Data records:
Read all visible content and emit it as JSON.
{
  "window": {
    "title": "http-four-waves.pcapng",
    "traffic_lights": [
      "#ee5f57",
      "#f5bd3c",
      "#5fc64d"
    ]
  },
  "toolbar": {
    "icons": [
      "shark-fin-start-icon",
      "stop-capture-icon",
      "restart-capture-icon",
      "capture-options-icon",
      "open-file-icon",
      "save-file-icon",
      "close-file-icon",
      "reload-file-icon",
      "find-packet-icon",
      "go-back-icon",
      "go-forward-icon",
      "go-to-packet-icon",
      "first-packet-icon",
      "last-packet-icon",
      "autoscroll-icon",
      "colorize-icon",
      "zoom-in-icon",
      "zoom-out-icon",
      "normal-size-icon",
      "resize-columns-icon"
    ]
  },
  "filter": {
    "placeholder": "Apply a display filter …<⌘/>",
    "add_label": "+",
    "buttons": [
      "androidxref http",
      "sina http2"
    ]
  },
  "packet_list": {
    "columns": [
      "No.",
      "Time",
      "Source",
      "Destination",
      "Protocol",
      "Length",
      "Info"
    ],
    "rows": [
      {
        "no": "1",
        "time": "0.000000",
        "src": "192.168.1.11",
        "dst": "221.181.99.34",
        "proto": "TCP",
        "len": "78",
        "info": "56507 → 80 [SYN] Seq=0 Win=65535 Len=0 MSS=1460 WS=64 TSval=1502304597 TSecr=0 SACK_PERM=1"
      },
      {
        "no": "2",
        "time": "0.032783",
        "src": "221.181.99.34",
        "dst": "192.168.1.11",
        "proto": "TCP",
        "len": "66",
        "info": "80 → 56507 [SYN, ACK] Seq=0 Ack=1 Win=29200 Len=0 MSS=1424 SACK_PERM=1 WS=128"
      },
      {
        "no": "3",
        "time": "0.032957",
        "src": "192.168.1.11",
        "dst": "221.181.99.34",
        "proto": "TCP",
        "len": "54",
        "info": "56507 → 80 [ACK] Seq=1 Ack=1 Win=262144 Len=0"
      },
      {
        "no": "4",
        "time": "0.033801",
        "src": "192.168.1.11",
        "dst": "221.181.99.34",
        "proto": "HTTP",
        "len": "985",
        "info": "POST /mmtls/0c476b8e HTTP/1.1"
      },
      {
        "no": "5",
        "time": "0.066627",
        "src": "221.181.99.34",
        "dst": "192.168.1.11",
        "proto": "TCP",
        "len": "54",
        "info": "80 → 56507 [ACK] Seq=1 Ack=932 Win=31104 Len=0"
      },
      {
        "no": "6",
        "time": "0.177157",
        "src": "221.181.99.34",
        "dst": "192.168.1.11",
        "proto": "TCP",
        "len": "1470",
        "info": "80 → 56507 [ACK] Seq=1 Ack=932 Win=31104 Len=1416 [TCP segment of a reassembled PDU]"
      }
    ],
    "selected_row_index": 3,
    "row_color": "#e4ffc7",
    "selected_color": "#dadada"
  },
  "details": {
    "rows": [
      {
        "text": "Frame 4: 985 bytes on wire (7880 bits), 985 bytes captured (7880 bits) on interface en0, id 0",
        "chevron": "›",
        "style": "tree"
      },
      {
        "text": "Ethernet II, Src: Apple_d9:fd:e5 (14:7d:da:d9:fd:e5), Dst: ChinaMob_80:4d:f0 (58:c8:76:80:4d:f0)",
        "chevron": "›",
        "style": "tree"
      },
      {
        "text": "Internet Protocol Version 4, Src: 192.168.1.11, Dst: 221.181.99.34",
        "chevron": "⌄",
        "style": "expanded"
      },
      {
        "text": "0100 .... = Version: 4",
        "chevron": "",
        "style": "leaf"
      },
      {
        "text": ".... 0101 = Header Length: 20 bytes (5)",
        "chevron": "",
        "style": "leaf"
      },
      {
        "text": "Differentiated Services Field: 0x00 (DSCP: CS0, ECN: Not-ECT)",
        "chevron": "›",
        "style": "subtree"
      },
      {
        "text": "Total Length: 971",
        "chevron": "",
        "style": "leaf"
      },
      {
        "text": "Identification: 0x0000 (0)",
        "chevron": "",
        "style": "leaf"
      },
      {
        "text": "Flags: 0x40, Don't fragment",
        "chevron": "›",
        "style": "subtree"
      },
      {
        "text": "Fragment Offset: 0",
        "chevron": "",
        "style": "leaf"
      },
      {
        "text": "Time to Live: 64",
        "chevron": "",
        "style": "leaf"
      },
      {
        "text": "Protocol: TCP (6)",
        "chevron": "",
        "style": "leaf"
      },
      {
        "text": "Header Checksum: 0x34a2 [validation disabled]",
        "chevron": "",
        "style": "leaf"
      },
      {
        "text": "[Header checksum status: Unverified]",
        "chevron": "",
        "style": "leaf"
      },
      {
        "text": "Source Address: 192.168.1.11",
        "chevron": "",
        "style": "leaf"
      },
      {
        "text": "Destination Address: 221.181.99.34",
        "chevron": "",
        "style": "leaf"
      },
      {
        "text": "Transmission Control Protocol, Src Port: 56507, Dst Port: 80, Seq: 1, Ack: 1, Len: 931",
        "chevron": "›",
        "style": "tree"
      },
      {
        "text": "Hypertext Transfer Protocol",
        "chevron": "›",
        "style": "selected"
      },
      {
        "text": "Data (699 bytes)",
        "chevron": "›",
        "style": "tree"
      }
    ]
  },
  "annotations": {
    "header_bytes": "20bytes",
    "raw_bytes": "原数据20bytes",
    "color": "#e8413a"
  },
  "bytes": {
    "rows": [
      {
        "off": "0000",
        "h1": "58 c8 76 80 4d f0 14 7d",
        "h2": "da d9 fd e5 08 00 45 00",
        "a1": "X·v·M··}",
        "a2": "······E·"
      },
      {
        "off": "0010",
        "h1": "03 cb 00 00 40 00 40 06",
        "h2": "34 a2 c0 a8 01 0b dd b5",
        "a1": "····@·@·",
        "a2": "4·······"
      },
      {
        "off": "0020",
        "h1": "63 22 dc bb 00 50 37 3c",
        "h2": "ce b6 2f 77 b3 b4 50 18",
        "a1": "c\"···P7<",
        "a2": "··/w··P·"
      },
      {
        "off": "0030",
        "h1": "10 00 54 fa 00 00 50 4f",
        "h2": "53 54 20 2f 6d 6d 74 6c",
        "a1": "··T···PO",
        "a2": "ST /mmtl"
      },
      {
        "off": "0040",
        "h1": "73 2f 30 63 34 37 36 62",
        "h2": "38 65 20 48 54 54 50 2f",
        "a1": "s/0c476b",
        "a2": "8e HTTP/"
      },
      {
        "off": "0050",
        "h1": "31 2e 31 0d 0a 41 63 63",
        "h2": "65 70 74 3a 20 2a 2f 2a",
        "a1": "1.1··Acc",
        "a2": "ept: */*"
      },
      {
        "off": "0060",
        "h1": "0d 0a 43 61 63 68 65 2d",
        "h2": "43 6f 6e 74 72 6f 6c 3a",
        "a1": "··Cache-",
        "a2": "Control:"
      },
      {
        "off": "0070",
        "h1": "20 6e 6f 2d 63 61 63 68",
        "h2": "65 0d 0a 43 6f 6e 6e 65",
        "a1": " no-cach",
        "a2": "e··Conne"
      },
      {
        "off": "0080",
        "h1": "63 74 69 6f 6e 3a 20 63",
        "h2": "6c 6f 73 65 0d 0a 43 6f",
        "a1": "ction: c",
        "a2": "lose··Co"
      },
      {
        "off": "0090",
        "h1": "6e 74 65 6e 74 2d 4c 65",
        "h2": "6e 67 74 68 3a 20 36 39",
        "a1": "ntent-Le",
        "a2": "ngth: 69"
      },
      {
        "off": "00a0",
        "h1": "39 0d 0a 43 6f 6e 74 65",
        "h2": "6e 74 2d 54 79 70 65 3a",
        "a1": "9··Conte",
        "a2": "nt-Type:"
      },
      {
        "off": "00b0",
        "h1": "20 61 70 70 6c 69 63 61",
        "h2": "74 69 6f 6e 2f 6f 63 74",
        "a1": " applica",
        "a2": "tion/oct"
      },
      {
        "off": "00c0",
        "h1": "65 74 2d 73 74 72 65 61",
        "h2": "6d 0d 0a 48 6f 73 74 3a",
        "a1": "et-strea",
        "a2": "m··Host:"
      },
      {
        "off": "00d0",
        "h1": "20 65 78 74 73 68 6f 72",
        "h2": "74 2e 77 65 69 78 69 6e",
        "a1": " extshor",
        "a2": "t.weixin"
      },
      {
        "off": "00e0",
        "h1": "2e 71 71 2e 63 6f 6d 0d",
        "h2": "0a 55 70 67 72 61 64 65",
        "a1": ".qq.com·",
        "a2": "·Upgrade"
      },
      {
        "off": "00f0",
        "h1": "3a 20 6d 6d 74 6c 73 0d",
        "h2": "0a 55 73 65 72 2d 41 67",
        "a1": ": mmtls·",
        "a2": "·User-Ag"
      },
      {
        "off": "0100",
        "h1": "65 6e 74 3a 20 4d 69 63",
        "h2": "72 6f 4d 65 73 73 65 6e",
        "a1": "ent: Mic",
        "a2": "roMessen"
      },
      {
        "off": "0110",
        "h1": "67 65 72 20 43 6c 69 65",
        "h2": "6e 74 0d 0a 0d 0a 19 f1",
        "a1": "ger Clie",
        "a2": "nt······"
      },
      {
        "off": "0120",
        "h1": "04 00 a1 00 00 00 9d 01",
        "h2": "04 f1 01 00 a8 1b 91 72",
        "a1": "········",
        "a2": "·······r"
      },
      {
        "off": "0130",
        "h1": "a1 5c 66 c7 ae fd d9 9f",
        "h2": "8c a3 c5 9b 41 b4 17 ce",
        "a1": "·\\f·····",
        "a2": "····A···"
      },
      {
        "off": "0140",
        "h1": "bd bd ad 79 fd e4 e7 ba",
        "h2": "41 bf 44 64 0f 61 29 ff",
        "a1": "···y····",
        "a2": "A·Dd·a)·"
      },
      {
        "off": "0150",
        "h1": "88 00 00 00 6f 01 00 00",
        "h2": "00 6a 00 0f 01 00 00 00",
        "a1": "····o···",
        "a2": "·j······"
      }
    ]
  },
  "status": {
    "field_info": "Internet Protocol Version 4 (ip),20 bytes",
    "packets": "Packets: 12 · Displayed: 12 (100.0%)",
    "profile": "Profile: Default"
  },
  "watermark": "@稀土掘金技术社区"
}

◆ SET PROBLEM ◆
Copy each line above that contains the word "Destination".

◆ ANSWER FOR THIS EXERCISE ◆
      "Destination",
        "text": "Destination Address: 221.181.99.34",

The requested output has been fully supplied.